● WHAT IS NEEDED: In the entries below, find every line holding the string "dass" and collect it.

Extracts from a graphics dataset
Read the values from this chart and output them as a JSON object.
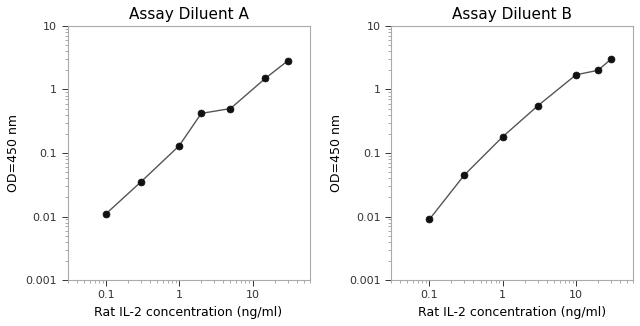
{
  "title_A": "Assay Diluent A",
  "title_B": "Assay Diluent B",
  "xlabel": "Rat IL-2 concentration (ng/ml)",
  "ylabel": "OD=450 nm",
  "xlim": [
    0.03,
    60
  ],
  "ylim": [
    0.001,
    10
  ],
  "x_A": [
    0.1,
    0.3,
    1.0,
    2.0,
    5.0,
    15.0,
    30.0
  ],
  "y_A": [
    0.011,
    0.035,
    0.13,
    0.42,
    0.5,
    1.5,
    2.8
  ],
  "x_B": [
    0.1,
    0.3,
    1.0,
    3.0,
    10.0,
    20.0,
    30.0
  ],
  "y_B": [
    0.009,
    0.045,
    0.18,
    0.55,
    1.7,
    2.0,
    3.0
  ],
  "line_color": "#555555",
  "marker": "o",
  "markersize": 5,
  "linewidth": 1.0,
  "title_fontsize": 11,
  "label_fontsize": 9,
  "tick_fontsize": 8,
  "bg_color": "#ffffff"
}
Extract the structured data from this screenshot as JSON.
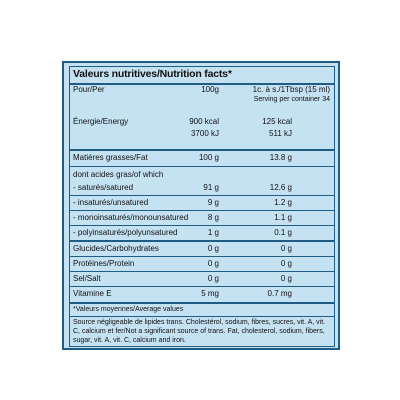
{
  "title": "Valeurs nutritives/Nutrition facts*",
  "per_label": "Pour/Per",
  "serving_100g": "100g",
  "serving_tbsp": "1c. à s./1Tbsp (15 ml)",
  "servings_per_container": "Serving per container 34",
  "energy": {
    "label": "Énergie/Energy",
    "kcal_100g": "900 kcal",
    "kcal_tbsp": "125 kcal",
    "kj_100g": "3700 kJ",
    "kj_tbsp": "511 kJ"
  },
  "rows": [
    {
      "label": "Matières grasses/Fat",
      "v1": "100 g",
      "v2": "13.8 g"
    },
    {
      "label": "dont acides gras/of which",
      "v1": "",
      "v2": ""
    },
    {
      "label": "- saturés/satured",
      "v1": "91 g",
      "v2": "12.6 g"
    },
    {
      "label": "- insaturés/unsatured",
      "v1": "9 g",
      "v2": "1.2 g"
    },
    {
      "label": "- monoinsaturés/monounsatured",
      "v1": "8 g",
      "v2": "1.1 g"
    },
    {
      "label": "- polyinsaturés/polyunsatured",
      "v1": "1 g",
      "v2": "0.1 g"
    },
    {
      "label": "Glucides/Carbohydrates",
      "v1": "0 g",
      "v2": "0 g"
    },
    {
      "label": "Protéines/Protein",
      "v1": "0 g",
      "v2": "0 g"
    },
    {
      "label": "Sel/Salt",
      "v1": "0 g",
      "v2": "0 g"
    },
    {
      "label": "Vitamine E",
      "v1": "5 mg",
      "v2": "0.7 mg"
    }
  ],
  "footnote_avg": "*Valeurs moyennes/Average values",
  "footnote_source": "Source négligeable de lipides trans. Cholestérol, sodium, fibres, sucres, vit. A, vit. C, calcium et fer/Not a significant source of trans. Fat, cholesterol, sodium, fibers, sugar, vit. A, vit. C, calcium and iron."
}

* * *

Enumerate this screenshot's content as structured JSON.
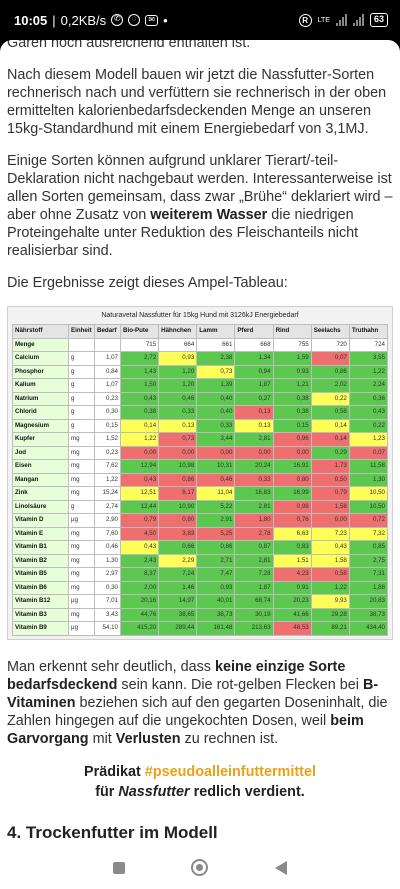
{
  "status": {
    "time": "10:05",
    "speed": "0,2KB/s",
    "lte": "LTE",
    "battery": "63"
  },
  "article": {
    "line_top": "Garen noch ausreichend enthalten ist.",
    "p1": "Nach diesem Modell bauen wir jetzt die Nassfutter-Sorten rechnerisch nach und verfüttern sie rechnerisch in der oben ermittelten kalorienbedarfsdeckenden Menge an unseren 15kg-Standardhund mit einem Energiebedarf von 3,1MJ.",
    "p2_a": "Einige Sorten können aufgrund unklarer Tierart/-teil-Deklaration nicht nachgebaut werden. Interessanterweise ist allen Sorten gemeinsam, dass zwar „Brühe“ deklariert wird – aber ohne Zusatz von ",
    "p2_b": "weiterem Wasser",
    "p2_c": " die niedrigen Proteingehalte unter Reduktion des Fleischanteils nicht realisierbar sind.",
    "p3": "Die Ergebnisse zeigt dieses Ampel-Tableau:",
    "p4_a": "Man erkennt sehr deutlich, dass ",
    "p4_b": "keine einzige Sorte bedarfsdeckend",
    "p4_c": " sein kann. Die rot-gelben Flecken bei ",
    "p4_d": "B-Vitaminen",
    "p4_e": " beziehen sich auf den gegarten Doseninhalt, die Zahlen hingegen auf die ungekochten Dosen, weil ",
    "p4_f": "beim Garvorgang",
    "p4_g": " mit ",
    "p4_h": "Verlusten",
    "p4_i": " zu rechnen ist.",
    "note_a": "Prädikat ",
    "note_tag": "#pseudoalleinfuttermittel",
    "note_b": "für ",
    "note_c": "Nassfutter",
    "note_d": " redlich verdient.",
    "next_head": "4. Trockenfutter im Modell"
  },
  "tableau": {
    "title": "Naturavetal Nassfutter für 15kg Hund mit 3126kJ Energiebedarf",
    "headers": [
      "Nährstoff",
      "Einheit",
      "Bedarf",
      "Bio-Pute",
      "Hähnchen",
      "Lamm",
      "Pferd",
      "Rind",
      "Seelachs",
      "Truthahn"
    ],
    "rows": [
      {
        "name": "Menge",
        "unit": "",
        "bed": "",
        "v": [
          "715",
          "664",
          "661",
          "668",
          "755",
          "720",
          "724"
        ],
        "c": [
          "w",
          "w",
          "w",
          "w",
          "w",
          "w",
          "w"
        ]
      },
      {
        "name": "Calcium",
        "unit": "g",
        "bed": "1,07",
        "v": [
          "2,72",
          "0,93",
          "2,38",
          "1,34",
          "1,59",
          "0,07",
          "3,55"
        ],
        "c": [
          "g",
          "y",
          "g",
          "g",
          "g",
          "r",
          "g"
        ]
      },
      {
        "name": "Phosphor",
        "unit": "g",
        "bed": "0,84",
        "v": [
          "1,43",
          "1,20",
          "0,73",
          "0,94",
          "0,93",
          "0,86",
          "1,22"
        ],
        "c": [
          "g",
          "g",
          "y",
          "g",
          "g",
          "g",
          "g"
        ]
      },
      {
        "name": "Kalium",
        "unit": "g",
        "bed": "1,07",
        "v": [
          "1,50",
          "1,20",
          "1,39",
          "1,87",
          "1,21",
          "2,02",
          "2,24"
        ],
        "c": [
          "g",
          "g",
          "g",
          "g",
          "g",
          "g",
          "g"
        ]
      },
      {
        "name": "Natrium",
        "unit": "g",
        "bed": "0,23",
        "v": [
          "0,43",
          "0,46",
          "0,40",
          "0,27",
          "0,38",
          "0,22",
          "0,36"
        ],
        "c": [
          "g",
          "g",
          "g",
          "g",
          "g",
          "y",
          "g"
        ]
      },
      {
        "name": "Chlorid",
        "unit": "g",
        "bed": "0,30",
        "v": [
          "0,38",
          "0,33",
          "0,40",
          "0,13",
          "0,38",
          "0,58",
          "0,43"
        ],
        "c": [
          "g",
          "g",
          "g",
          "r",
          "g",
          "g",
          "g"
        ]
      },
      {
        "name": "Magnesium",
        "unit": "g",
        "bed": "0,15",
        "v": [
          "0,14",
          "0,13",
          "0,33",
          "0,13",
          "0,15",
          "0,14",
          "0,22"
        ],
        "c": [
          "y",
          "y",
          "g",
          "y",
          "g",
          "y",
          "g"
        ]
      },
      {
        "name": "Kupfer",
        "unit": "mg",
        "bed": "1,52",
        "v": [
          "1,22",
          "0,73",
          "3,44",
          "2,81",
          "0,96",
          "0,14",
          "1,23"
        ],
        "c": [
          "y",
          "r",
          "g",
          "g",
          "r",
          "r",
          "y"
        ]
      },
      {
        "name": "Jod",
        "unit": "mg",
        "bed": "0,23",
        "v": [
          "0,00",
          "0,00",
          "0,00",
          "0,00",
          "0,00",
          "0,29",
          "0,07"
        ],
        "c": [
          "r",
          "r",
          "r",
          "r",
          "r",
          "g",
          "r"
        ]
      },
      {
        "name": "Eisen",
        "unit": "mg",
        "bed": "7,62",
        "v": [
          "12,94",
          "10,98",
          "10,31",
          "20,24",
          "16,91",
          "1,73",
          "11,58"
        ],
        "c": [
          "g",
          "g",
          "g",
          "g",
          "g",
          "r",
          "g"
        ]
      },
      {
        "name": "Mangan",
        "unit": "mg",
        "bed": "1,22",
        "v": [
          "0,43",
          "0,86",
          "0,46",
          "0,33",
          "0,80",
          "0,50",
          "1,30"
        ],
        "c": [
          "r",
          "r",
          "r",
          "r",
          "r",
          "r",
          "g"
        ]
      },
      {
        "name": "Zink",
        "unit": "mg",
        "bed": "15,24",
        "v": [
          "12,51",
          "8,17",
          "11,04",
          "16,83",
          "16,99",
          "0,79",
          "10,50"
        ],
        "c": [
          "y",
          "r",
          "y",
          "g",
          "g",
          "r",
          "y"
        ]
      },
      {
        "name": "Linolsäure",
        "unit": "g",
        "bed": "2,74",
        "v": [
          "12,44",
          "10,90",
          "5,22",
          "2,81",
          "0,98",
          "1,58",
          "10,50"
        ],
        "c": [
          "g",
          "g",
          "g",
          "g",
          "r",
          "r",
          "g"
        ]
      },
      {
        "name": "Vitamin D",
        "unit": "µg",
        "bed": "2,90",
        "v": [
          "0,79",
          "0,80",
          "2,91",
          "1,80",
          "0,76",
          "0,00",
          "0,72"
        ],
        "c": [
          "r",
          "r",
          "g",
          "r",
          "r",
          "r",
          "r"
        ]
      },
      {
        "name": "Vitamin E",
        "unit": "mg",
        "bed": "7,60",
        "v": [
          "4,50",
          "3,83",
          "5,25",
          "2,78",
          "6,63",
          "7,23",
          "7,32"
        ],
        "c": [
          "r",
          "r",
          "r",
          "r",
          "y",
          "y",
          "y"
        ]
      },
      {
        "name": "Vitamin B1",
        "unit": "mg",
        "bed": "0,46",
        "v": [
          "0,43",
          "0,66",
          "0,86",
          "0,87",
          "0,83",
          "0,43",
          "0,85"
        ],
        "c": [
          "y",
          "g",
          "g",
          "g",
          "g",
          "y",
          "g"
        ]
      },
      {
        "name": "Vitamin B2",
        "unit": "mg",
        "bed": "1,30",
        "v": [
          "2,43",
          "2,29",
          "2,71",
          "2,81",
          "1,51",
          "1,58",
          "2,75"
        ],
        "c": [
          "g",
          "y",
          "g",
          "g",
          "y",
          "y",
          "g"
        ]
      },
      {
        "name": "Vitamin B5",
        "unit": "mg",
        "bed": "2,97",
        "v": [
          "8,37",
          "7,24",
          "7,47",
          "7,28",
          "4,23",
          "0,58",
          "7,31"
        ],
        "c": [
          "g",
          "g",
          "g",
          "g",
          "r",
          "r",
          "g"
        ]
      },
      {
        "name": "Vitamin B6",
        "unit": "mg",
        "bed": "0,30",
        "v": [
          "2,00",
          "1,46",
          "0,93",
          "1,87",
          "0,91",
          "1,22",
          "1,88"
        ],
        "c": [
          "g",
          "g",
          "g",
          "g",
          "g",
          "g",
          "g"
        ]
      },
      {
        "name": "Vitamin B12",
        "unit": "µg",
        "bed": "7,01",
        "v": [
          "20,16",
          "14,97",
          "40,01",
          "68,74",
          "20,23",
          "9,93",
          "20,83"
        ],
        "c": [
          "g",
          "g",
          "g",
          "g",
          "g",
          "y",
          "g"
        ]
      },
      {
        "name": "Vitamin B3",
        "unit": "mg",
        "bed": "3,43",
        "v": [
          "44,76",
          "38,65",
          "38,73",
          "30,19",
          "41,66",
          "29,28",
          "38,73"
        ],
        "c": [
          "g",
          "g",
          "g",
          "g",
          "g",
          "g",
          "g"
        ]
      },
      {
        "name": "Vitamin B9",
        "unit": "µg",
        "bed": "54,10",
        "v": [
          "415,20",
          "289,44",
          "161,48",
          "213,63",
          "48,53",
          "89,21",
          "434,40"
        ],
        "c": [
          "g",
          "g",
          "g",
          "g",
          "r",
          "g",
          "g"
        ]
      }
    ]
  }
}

● EXERCISE ANSWER:
    "p2_a": "Einige Sorten können aufgrund unklarer Tierart/-teil-Deklaration nicht nachgebaut werden. Interessanterweise ist allen Sorten gemeinsam, dass zwar „Brühe“ deklariert wird – aber ohne Zusatz von ",
    "p4_a": "Man erkennt sehr deutlich, dass ",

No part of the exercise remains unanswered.